--- Directive ---
Please write out the records below again, replacing every "watermark-streak" with "decorative-streak" and changing nothing else.
◇ ◇ ◇ ◇
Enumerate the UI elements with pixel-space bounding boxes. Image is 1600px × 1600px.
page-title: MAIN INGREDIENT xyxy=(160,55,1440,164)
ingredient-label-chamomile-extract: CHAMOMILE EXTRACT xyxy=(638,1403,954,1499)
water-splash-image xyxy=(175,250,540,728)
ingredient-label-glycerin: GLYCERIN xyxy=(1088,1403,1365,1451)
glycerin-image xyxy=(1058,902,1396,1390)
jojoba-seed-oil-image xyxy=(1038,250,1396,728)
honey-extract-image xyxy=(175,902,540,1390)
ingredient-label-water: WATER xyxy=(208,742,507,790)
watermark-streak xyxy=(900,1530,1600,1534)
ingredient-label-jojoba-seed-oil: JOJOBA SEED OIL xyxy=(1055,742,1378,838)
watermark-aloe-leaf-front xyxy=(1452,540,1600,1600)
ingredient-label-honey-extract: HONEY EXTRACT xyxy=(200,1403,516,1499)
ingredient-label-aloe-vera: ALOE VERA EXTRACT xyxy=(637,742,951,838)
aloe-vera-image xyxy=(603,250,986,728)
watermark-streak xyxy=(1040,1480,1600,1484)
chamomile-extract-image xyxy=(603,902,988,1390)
◇ ◇ ◇ ◇
--- Solution to the problem ---
Enumerate the UI elements with pixel-space bounding boxes. Image is 1600px × 1600px.
page-title: MAIN INGREDIENT xyxy=(160,55,1440,164)
ingredient-label-chamomile-extract: CHAMOMILE EXTRACT xyxy=(638,1403,954,1499)
water-splash-image xyxy=(175,250,540,728)
ingredient-label-glycerin: GLYCERIN xyxy=(1088,1403,1365,1451)
glycerin-image xyxy=(1058,902,1396,1390)
jojoba-seed-oil-image xyxy=(1038,250,1396,728)
honey-extract-image xyxy=(175,902,540,1390)
ingredient-label-water: WATER xyxy=(208,742,507,790)
decorative-streak xyxy=(900,1530,1600,1534)
ingredient-label-jojoba-seed-oil: JOJOBA SEED OIL xyxy=(1055,742,1378,838)
watermark-aloe-leaf-front xyxy=(1452,540,1600,1600)
ingredient-label-honey-extract: HONEY EXTRACT xyxy=(200,1403,516,1499)
ingredient-label-aloe-vera: ALOE VERA EXTRACT xyxy=(637,742,951,838)
aloe-vera-image xyxy=(603,250,986,728)
decorative-streak xyxy=(1040,1480,1600,1484)
chamomile-extract-image xyxy=(603,902,988,1390)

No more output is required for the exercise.